▸ **SET TASK**: Reproduce every line of the item below verbatim, leaving out the picture.

▸ **INFORMATION GIVEN**:
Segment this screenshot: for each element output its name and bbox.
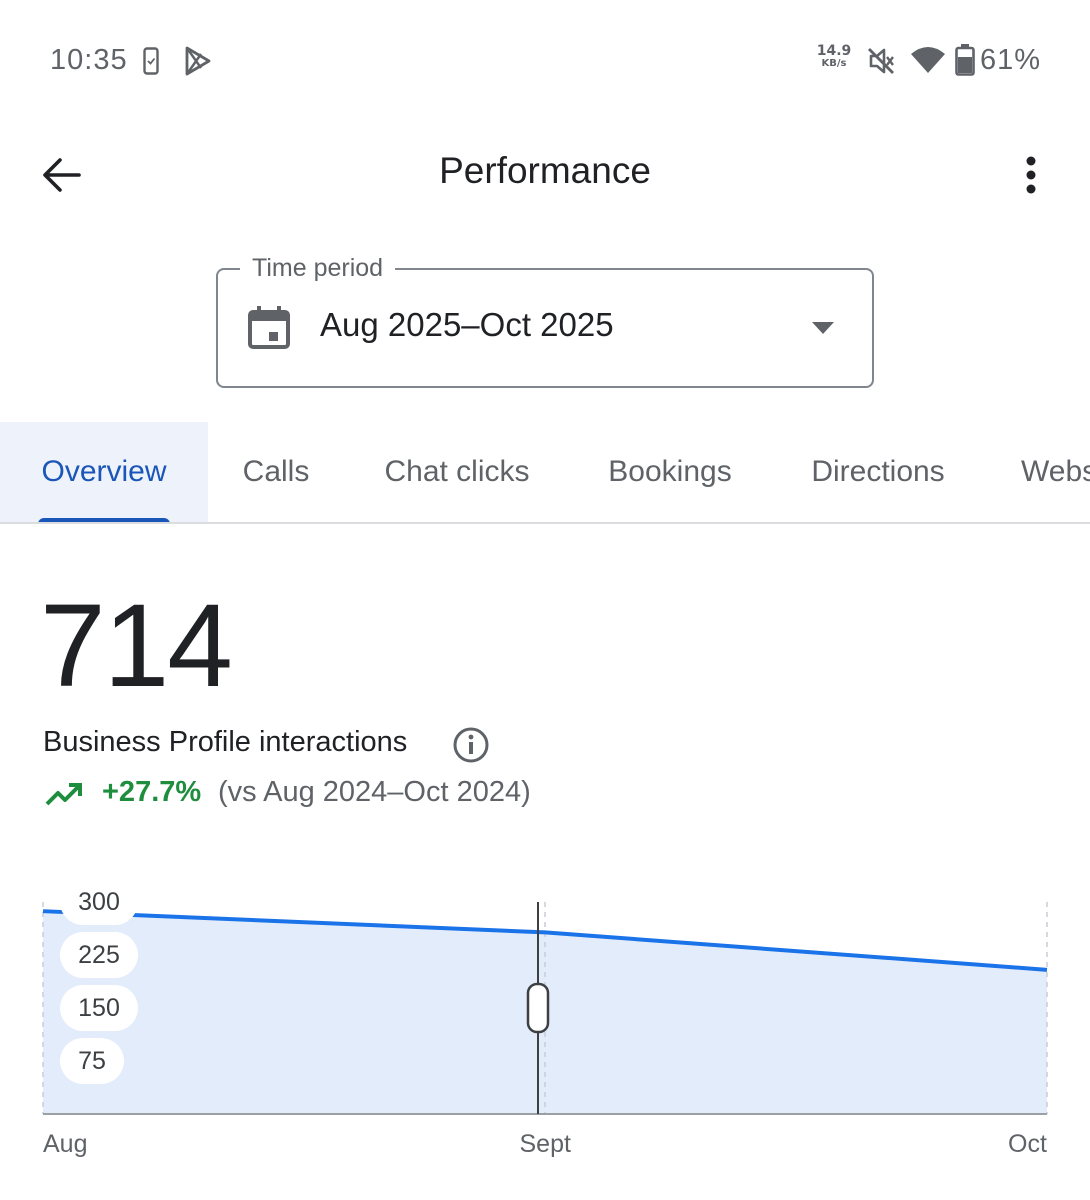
tab-directions[interactable]: Directions xyxy=(770,422,986,522)
back-button[interactable] xyxy=(38,152,84,198)
trending-up-icon xyxy=(45,783,82,806)
tab-label: Bookings xyxy=(608,455,732,488)
page-title: Performance xyxy=(439,150,651,191)
play-store-icon xyxy=(185,46,211,76)
mute-icon xyxy=(868,48,894,74)
status-bar: 10:35 14.9 KB/s 61% xyxy=(0,0,1090,120)
metric-label: Business Profile interactions xyxy=(43,726,408,758)
tab-indicator xyxy=(38,518,170,522)
y-tick-label: 300 xyxy=(60,879,138,925)
net-speed-value: 14.9 xyxy=(816,43,852,59)
info-icon[interactable] xyxy=(452,726,490,764)
net-speed: 14.9 KB/s xyxy=(816,44,852,69)
battery-percent: 61% xyxy=(980,44,1042,76)
time-period-label: Time period xyxy=(240,254,396,283)
tab-calls[interactable]: Calls xyxy=(208,422,344,522)
time-period-dropdown[interactable]: Time period Aug 2025–Oct 2025 xyxy=(216,254,874,388)
trend-value: +27.7% xyxy=(102,776,202,808)
tab-overview[interactable]: Overview xyxy=(0,422,208,522)
time-period-value: Aug 2025–Oct 2025 xyxy=(320,306,614,343)
tab-label: Chat clicks xyxy=(384,455,530,488)
interactions-chart: 300 225 150 75 Aug Sept Oct xyxy=(0,879,1090,1180)
more-options-button[interactable] xyxy=(1008,150,1054,200)
trend-comparison: (vs Aug 2024–Oct 2024) xyxy=(218,776,531,808)
arrow-back-icon xyxy=(43,158,81,192)
total-interactions: 714 xyxy=(40,580,233,712)
tab-label: Directions xyxy=(811,455,945,488)
y-tick-label: 225 xyxy=(60,932,138,978)
y-tick-label: 75 xyxy=(60,1038,124,1084)
app-bar: Performance xyxy=(0,130,1090,220)
chart-cursor-handle[interactable] xyxy=(526,982,550,1034)
y-tick-label: 150 xyxy=(60,985,138,1031)
tab-label: Webs xyxy=(1021,455,1090,488)
tab-label: Calls xyxy=(242,455,310,488)
tab-bookings[interactable]: Bookings xyxy=(570,422,770,522)
net-speed-unit: KB/s xyxy=(821,58,847,69)
tab-bar: Overview Calls Chat clicks Bookings Dire… xyxy=(0,422,1090,524)
phone-icon xyxy=(143,47,159,75)
x-tick-label: Aug xyxy=(43,1130,88,1158)
wifi-icon xyxy=(911,47,945,73)
dropdown-arrow-icon xyxy=(812,322,834,334)
more-vert-icon xyxy=(1026,156,1036,194)
calendar-icon xyxy=(248,306,290,349)
x-tick-label: Sept xyxy=(519,1130,571,1158)
tab-chat-clicks[interactable]: Chat clicks xyxy=(344,422,570,522)
status-time: 10:35 xyxy=(50,44,128,76)
tab-label: Overview xyxy=(41,455,167,488)
tab-website[interactable]: Webs xyxy=(986,422,1090,522)
chart-plot xyxy=(42,902,1048,1115)
battery-icon xyxy=(955,44,975,76)
x-tick-label: Oct xyxy=(1008,1130,1047,1158)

▸ **RESULT OF THIS TASK**:
Segment this screenshot: for each element output its name and bbox.
tab-directions[interactable]: Directions xyxy=(770,422,986,522)
back-button[interactable] xyxy=(38,152,84,198)
trending-up-icon xyxy=(45,783,82,806)
tab-label: Bookings xyxy=(608,455,732,488)
page-title: Performance xyxy=(439,150,651,191)
play-store-icon xyxy=(185,46,211,76)
mute-icon xyxy=(868,48,894,74)
status-bar: 10:35 14.9 KB/s 61% xyxy=(0,0,1090,120)
metric-label: Business Profile interactions xyxy=(43,726,408,758)
tab-indicator xyxy=(38,518,170,522)
y-tick-label: 300 xyxy=(60,879,138,925)
net-speed-value: 14.9 xyxy=(816,43,852,59)
info-icon[interactable] xyxy=(452,726,490,764)
net-speed: 14.9 KB/s xyxy=(816,44,852,69)
battery-percent: 61% xyxy=(980,44,1042,76)
time-period-label: Time period xyxy=(240,254,396,283)
tab-calls[interactable]: Calls xyxy=(208,422,344,522)
time-period-dropdown[interactable]: Time period Aug 2025–Oct 2025 xyxy=(216,254,874,388)
trend-value: +27.7% xyxy=(102,776,202,808)
tab-overview[interactable]: Overview xyxy=(0,422,208,522)
time-period-value: Aug 2025–Oct 2025 xyxy=(320,306,614,343)
tab-label: Chat clicks xyxy=(384,455,530,488)
interactions-chart: 300 225 150 75 Aug Sept Oct xyxy=(0,879,1090,1180)
more-options-button[interactable] xyxy=(1008,150,1054,200)
trend-comparison: (vs Aug 2024–Oct 2024) xyxy=(218,776,531,808)
arrow-back-icon xyxy=(43,158,81,192)
total-interactions: 714 xyxy=(40,580,233,712)
tab-label: Directions xyxy=(811,455,945,488)
y-tick-label: 225 xyxy=(60,932,138,978)
y-tick-label: 75 xyxy=(60,1038,124,1084)
app-bar: Performance xyxy=(0,130,1090,220)
chart-cursor-handle[interactable] xyxy=(526,982,550,1034)
y-tick-label: 150 xyxy=(60,985,138,1031)
tab-label: Webs xyxy=(1021,455,1090,488)
tab-label: Calls xyxy=(242,455,310,488)
tab-bookings[interactable]: Bookings xyxy=(570,422,770,522)
net-speed-unit: KB/s xyxy=(821,58,847,69)
tab-bar: Overview Calls Chat clicks Bookings Dire… xyxy=(0,422,1090,524)
phone-icon xyxy=(143,47,159,75)
x-tick-label: Aug xyxy=(43,1130,88,1158)
wifi-icon xyxy=(911,47,945,73)
dropdown-arrow-icon xyxy=(812,322,834,334)
more-vert-icon xyxy=(1026,156,1036,194)
calendar-icon xyxy=(248,306,290,349)
x-tick-label: Sept xyxy=(519,1130,571,1158)
tab-chat-clicks[interactable]: Chat clicks xyxy=(344,422,570,522)
status-time: 10:35 xyxy=(50,44,128,76)
tab-label: Overview xyxy=(41,455,167,488)
tab-website[interactable]: Webs xyxy=(986,422,1090,522)
chart-plot xyxy=(42,902,1048,1115)
battery-icon xyxy=(955,44,975,76)
x-tick-label: Oct xyxy=(1008,1130,1047,1158)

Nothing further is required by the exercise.